***** Data

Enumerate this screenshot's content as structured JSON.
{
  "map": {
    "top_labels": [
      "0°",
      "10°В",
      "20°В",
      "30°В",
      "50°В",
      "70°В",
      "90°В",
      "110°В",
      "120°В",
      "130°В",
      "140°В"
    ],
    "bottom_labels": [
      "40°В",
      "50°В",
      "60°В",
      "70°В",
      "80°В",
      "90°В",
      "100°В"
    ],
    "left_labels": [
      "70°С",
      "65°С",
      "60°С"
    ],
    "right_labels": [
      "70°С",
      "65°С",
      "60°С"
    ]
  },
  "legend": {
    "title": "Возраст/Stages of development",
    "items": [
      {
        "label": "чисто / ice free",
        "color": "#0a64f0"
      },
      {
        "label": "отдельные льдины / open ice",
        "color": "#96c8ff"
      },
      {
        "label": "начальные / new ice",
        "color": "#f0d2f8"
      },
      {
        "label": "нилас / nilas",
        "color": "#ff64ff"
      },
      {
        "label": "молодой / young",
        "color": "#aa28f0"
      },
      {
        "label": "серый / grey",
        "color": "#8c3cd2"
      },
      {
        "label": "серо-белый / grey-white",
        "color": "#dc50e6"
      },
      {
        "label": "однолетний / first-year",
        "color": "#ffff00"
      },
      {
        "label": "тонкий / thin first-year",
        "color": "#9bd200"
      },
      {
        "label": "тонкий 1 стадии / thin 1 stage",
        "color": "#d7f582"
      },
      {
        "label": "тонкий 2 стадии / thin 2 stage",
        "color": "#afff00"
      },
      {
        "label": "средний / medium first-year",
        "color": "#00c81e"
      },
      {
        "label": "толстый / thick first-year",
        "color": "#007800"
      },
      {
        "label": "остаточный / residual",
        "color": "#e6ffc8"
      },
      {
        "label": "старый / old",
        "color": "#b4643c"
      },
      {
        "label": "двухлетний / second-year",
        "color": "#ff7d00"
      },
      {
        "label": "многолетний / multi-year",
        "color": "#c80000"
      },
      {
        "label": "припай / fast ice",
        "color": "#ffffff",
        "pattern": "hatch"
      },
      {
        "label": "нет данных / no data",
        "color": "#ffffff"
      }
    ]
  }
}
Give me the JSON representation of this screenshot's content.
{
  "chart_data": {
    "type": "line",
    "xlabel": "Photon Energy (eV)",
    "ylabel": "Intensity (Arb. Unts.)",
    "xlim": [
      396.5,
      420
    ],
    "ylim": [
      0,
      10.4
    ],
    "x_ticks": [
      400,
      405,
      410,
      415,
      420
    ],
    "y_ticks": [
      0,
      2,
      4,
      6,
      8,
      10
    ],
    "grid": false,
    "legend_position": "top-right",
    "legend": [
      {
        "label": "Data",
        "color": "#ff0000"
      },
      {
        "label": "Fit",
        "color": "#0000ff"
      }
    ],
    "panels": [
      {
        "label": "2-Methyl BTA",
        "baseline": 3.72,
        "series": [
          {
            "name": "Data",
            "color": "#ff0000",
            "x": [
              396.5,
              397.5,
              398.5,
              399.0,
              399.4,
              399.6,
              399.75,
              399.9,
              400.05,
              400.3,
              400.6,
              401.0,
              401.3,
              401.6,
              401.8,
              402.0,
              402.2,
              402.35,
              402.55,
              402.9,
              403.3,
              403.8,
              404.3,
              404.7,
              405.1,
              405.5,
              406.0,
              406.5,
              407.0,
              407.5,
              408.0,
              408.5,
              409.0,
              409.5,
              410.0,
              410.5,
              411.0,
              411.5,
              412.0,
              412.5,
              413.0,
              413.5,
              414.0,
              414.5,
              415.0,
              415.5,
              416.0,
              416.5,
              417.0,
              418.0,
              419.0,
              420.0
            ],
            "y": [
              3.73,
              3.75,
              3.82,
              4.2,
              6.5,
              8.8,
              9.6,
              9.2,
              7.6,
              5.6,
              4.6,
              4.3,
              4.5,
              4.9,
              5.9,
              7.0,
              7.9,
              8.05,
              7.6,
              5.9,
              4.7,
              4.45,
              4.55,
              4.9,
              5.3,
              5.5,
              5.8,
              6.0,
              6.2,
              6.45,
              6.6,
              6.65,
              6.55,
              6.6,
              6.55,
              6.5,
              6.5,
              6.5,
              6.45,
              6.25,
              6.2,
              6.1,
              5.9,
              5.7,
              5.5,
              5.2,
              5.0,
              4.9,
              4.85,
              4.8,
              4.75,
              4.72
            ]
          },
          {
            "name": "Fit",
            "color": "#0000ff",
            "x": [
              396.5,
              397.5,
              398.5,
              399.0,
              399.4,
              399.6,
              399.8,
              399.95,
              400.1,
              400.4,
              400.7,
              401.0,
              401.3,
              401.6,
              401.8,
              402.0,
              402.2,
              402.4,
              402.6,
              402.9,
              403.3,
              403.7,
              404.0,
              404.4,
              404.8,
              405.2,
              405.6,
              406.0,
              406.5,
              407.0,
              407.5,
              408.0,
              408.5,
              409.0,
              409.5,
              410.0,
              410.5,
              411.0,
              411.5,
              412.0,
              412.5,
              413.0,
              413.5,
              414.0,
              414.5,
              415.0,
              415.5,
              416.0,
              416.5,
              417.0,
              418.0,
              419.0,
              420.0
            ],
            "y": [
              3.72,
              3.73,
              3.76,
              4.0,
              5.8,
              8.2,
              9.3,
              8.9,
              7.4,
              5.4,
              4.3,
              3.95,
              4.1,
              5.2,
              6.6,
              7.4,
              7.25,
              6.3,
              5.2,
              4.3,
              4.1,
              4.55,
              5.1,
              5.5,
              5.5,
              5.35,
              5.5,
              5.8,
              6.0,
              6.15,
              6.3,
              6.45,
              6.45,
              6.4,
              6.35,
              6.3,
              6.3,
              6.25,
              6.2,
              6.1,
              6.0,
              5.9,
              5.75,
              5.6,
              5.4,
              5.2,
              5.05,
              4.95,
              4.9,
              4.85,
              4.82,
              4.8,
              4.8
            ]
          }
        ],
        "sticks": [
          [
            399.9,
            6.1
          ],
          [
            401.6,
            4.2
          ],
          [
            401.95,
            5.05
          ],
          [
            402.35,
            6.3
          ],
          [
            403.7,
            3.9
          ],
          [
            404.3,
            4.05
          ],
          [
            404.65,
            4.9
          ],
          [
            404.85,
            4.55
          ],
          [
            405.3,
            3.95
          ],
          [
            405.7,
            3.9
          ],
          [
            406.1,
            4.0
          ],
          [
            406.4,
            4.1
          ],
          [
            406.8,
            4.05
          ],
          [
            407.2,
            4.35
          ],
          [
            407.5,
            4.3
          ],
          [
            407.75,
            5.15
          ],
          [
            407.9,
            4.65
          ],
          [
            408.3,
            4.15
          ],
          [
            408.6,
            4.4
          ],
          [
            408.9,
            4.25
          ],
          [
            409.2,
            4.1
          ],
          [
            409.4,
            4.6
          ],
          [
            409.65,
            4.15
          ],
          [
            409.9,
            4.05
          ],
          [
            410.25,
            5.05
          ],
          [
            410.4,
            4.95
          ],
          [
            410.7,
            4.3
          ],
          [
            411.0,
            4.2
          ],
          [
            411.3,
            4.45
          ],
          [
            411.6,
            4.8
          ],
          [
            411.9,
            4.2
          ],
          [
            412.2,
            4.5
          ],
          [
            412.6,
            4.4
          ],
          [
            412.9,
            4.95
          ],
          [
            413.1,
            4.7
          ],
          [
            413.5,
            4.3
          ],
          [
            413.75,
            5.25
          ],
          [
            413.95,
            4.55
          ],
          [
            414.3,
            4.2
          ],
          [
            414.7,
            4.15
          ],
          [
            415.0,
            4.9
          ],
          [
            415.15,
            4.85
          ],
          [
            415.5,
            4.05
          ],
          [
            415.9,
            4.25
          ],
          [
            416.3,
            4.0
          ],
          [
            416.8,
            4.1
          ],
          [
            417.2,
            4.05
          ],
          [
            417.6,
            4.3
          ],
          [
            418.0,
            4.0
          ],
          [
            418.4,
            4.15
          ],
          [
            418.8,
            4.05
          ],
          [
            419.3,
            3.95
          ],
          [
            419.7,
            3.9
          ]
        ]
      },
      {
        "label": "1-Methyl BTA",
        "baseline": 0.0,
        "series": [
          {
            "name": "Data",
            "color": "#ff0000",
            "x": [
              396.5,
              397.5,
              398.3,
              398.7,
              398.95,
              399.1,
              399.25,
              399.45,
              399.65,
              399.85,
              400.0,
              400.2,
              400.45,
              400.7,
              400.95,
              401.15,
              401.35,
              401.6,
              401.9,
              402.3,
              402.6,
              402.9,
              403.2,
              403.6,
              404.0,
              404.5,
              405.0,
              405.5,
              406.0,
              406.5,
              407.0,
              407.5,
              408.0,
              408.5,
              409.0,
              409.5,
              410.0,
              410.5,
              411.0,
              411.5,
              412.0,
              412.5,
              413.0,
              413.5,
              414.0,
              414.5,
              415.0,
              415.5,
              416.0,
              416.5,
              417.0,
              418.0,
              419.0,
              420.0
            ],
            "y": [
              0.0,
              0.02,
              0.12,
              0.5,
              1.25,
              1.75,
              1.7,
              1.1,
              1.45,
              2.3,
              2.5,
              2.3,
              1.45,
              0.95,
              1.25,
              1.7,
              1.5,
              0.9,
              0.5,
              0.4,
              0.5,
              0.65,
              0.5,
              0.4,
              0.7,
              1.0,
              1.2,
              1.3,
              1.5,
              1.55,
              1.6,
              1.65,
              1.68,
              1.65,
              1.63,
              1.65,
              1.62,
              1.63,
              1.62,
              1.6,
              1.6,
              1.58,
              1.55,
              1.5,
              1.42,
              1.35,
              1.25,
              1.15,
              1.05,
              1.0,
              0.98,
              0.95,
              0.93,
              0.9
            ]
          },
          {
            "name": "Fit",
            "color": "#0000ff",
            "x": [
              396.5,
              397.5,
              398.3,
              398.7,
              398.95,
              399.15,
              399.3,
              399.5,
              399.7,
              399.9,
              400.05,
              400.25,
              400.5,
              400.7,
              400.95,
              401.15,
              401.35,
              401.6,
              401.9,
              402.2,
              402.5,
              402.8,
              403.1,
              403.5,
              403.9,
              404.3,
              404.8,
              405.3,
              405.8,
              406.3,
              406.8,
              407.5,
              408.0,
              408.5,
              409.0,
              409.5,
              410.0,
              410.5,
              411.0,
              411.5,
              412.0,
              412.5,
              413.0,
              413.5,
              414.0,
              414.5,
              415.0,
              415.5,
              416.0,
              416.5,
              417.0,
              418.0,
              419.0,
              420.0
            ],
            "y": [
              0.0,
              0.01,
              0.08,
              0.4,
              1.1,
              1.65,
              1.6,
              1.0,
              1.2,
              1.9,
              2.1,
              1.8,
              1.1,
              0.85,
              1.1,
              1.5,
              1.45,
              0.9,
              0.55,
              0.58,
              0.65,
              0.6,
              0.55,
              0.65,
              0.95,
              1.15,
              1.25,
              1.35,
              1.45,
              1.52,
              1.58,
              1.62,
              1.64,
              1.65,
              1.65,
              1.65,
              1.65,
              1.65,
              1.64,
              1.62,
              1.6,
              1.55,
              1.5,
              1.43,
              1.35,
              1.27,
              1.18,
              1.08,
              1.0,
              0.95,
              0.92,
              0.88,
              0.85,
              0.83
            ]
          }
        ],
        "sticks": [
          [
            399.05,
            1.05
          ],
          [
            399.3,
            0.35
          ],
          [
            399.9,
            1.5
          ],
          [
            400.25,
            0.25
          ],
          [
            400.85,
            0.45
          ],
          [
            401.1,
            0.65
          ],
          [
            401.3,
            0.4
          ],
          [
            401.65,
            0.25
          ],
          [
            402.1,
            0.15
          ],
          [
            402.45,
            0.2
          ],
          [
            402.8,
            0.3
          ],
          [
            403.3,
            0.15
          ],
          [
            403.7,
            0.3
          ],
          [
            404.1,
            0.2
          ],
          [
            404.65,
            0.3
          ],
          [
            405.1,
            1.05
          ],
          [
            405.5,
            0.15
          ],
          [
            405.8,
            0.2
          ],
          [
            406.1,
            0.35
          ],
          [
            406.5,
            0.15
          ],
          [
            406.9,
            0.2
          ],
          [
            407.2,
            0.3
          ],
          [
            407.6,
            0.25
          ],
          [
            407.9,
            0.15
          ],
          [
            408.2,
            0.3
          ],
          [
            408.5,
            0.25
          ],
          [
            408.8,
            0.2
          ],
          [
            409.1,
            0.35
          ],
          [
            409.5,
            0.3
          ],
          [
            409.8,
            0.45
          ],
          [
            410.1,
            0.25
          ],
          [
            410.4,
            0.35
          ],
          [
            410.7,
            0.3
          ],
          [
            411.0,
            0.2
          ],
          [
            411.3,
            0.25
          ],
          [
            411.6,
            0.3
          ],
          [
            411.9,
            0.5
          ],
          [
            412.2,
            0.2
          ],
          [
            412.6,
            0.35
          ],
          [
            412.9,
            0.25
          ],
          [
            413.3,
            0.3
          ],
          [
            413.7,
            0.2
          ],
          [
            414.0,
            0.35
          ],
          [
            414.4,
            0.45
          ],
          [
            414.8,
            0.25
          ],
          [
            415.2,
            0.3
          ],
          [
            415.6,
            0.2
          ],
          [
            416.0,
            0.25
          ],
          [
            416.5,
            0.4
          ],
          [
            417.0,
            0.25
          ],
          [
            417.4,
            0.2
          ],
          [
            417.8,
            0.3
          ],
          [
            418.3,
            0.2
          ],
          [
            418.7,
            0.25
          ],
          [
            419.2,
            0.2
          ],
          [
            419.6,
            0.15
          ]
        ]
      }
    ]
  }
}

**********

Task instructions -> Tally the lines of the listing that include "стадии". Reply with nothing but the count.

Result -> 2